(Data items)
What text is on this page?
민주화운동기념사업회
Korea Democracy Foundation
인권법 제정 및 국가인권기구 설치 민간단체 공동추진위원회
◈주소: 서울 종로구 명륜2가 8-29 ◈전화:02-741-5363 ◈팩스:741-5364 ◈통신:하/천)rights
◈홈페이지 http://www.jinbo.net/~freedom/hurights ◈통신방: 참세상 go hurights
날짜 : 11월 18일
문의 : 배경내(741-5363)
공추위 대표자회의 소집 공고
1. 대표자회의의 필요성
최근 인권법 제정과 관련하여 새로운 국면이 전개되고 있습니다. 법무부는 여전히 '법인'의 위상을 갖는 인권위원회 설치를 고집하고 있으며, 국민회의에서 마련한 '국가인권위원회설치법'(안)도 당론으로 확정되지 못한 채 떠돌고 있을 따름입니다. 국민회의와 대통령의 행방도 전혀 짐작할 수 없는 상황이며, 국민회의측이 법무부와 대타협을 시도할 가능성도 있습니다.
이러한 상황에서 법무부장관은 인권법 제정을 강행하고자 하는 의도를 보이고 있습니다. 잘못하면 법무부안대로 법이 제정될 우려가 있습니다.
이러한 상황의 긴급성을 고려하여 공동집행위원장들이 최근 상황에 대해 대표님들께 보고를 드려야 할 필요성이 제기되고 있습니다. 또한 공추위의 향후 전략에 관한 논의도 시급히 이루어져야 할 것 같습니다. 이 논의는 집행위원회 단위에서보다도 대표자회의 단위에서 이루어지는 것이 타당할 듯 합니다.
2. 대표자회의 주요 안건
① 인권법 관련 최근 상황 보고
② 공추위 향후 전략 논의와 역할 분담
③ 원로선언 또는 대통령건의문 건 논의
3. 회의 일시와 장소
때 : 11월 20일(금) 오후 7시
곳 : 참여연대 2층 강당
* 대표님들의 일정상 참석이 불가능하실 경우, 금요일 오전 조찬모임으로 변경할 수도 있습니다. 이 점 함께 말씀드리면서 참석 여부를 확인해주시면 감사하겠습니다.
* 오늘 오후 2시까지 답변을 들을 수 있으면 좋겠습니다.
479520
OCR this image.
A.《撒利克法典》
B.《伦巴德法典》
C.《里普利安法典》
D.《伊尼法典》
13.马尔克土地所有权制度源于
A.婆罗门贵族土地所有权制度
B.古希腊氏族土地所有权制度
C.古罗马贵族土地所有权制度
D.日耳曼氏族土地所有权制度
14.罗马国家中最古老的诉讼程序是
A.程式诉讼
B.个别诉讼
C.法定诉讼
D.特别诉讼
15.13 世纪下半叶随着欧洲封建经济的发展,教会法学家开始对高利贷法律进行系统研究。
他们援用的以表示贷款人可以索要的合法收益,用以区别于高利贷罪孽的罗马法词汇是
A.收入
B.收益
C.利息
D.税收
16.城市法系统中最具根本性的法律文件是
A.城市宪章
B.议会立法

*Given request:* Retype the material in full, character for character.

*Solution for this task:*
What text is on this page?
민주화운동기념사업회
Korea Democracy Foundation
인권법 제정 및 국가인권기구 설치 민간단체 공동추진위원회
◈주소: 서울 종로구 명륜2가 8-29 ◈전화:02-741-5363 ◈팩스:741-5364 ◈통신:하/천)rights
◈홈페이지 http://www.jinbo.net/~freedom/hurights ◈통신방: 참세상 go hurights
날짜 : 11월 18일
문의 : 배경내(741-5363)
공추위 대표자회의 소집 공고
1. 대표자회의의 필요성
최근 인권법 제정과 관련하여 새로운 국면이 전개되고 있습니다. 법무부는 여전히 '법인'의 위상을 갖는 인권위원회 설치를 고집하고 있으며, 국민회의에서 마련한 '국가인권위원회설치법'(안)도 당론으로 확정되지 못한 채 떠돌고 있을 따름입니다. 국민회의와 대통령의 행방도 전혀 짐작할 수 없는 상황이며, 국민회의측이 법무부와 대타협을 시도할 가능성도 있습니다.
이러한 상황에서 법무부장관은 인권법 제정을 강행하고자 하는 의도를 보이고 있습니다. 잘못하면 법무부안대로 법이 제정될 우려가 있습니다.
이러한 상황의 긴급성을 고려하여 공동집행위원장들이 최근 상황에 대해 대표님들께 보고를 드려야 할 필요성이 제기되고 있습니다. 또한 공추위의 향후 전략에 관한 논의도 시급히 이루어져야 할 것 같습니다. 이 논의는 집행위원회 단위에서보다도 대표자회의 단위에서 이루어지는 것이 타당할 듯 합니다.
2. 대표자회의 주요 안건
① 인권법 관련 최근 상황 보고
② 공추위 향후 전략 논의와 역할 분담
③ 원로선언 또는 대통령건의문 건 논의
3. 회의 일시와 장소
때 : 11월 20일(금) 오후 7시
곳 : 참여연대 2층 강당
* 대표님들의 일정상 참석이 불가능하실 경우, 금요일 오전 조찬모임으로 변경할 수도 있습니다. 이 점 함께 말씀드리면서 참석 여부를 확인해주시면 감사하겠습니다.
* 오늘 오후 2시까지 답변을 들을 수 있으면 좋겠습니다.
479520
OCR this image.
A.《撒利克法典》
B.《伦巴德法典》
C.《里普利安法典》
D.《伊尼法典》
13.马尔克土地所有权制度源于
A.婆罗门贵族土地所有权制度
B.古希腊氏族土地所有权制度
C.古罗马贵族土地所有权制度
D.日耳曼氏族土地所有权制度
14.罗马国家中最古老的诉讼程序是
A.程式诉讼
B.个别诉讼
C.法定诉讼
D.特别诉讼
15.13 世纪下半叶随着欧洲封建经济的发展,教会法学家开始对高利贷法律进行系统研究。
他们援用的以表示贷款人可以索要的合法收益,用以区别于高利贷罪孽的罗马法词汇是
A.收入
B.收益
C.利息
D.税收
16.城市法系统中最具根本性的法律文件是
A.城市宪章
B.议会立法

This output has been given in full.